The second problem is not technical, it’s not standards, it’s nothing to do with the industry per se, but it’s cultural. Security professionals, and I come from that world, so it’s a very familiar to me, they’re just very, very, against automation. There is a general mindset, that is we’re not gonna automate security because if things can be blocked, mission critical services and systems could be just stopped and somebody is gonna complain, and we don’t wanna get into the sort of liability responsibility and so on, which is insane. It will be like AWS, Amazon saying, “We don’t run automation with AWS. We prefer to do things by hand because we don’t trust automation.”

They will never reach the scale that they reach. But Amazon.com, in terms of warehouses, for example, for the Red Hat part of the business, and in terms, of course, of cloud computing. This is just untenable, so the mindset to the security professional has to change and has to evolve to accept and embrace the fact that at this scale, at this level of complexity, the only way is to automate the security layer just like all the others have been automated. Compute, storage, networking, all of them, security is the last one, and that has to change.

Guy: I think with the others, there were also some resistance at the outset but I think with security, there is a more pronounced problem and that is that according to various surveys and studies by 2021, there is gonna be somewhere around three and a half million unfilled positions in security, and you’ve just … In the next three years, less than three years, you’re simply not gonna find enough people to get trained on the complexities of security in that time period, so the only solution is to automate a lot of the work that those people need to do.

Alessandro: Absolutely, but even if we would have enough skilled personnel that is available to do those things, you will still not be able to cope with the speed. So far, I’ve been talking about scale and complexity, but there is a third element, a third dimension, that we’re getting into play very soon in the near future, which is the speed. What happens when artificial intelligence is used to drive these hacking attempts? These attacks. At what speed are the attacks and variations of the same attacks all around the world are executed if it’s an artificial intelligence that is driving that kind of effort? How a human, no matter if there are enough humans, but how a single human can cope with that speed? That is beyond the possibilities that any of us have, and so the only possibility here is that we go for automation, regardless of the personnel availability.

Guy: Yeah, that’s another thing that we tell people as well is that the attacks being launched against you are usually automated, so shouldn’t your defenses be as well?

Alessandro: Mm-hmm (affirmative), absolutely.

Guy: What do you feel then are the top skills a CIO or CTO or chief information security officer should encourage their staff to acquire in preparation for implementing automation in their environment?

Alessandro: There are at least a couple of aspects that are connected to each other. The first one is that in my experience at least, a lot of the security professionals, but also the traditional IT operation people, that might or might not be involved in security, don’t have a sense of operations at scale. I have a certain size of data center to deal with but it’s nothing even remotely close to the size of an AWS or an Azure or Google Cloud and even the smaller public cloud service providers.

A top skill to acquire for all these professionals is to start to understand how things change at scale. What does it mean to rethink an operational framework or a security framework at the scale that we are about to face or we’re facing already. That is number one.

The second aspect is that connected to this, is that I saw a lot of security professionals looking at automation as a very tactical tool, as a system that can in a very small pockets and limited fashion, try to be used to solve a minor task in the security analysis process. That is, I believe, limiting the possibilities that automation offers in security. My recommendation will be to shift in thinking from thinking security as a tactical tool and thinking more in terms of strategy. Automation, part of the security framework being used systematically and in a pervasive way throughout all the different operations that a security team performs during the day, could really make a difference in terms of the approach and the posture that the team has towards the discipline.

==========

» **WORK INSTRUCTIONS**
• a. According to the security automation interview, about how many security positions are expected to be unfilled by 2021?
• b. Please name every layer that the security automation interview says has already been automated, apart from security itself.
• c. Carry the security automation interview forward from its last sentence, keeping the same speakers and conversational style.

==========

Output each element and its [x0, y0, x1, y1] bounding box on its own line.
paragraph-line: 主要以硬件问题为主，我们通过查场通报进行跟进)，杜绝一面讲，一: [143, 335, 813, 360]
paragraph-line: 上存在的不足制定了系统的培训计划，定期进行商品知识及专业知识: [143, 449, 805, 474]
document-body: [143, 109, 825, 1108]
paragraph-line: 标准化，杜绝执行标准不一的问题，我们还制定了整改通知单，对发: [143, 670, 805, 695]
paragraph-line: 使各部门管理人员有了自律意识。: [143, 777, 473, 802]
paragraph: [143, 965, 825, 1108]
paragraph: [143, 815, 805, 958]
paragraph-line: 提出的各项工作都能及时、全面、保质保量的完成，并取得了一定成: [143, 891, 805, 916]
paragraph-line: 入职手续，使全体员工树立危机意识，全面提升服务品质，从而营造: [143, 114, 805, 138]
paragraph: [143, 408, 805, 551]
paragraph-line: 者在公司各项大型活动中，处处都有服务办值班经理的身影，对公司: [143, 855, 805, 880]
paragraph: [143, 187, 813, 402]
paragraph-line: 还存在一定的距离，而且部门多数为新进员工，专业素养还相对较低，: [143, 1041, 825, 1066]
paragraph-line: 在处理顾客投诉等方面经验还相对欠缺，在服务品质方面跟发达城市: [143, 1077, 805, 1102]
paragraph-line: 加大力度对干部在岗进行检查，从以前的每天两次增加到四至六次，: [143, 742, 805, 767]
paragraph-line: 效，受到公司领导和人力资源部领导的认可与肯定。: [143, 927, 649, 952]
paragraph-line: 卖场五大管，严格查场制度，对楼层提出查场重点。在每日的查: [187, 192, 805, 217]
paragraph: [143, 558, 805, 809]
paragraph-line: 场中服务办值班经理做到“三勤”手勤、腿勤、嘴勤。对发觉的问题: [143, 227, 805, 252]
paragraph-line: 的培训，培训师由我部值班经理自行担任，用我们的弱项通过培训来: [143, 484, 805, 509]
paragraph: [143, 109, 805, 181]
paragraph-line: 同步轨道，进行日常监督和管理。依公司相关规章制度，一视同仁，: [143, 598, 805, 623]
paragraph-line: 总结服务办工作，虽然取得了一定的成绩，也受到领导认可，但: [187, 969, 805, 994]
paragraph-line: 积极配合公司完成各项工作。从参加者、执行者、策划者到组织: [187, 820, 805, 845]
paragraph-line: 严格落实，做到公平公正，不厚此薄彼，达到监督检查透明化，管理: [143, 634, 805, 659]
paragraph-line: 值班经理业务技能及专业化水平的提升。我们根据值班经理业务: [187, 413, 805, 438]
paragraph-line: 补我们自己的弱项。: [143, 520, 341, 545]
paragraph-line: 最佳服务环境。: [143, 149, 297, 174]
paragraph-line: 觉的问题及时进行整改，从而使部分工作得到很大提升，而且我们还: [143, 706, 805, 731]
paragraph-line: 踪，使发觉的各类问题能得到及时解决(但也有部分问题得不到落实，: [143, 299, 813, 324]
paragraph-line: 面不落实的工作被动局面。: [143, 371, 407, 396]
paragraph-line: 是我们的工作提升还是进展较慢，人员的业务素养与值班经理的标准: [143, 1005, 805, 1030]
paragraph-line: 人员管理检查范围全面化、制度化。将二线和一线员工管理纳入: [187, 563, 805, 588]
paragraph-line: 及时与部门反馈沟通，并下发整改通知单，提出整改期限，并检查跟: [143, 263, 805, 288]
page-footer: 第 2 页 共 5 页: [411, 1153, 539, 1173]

==========

» **ANSWERS TO EACH TASK**
• a. Around three and a half million.

• b. Compute, storage, and networking.

• c.
Guy: In kind of a related question to that, what’re your thoughts about general purpose automation platforms versus function specific automation platforms? Specifically for IT process automation, specifically for cybersecurity automation, specifically for DevOps?

Alessandro: This is a topic I’m extremely passionate about because I saw through two decades of career with Gartner, before Gartner, now after Gartner, I saw exactly what happens with customers, no matter how skilled they are, are put in front of general purpose automation tools or platform or frameworks, call it the way you want. What happens is that when these tools, and not just these tools by the way, any sort of IT tool kits that has general purpose capabilities suffers the same kind of issue in my experience, and it’s this.

When customers are put in front of those general purpose tools, and they come to the table with a very specific use case or two, three use cases in mind, and they’re being offered something that in theory will solve all those use cases because the general purpose nature of the platform is such that it can be adopted to solve different issues, but in practice this general purpose platform is not excellent at any of those use cases, and requires quite a lot of effort from the end user organization side in terms of crafting and adapting into the specific the business needs that they have with certain use case A, B, or C.

Customers struggle to see the immediate return on the investment, and the actual value of general purpose platform. They very much prefer, even if in theory it’s counterintuitive that when they ask logically what they prefer, of course they prefer a general purpose platform because they think that they can return on investment in a lot more use cases. There’s a bigger return, but in practice, they always go for point solutions. They tend to prefer point solution. This is the same kind of approach, if you think about it, that you would have in your home repair on a Sunday morning at home kind of routine.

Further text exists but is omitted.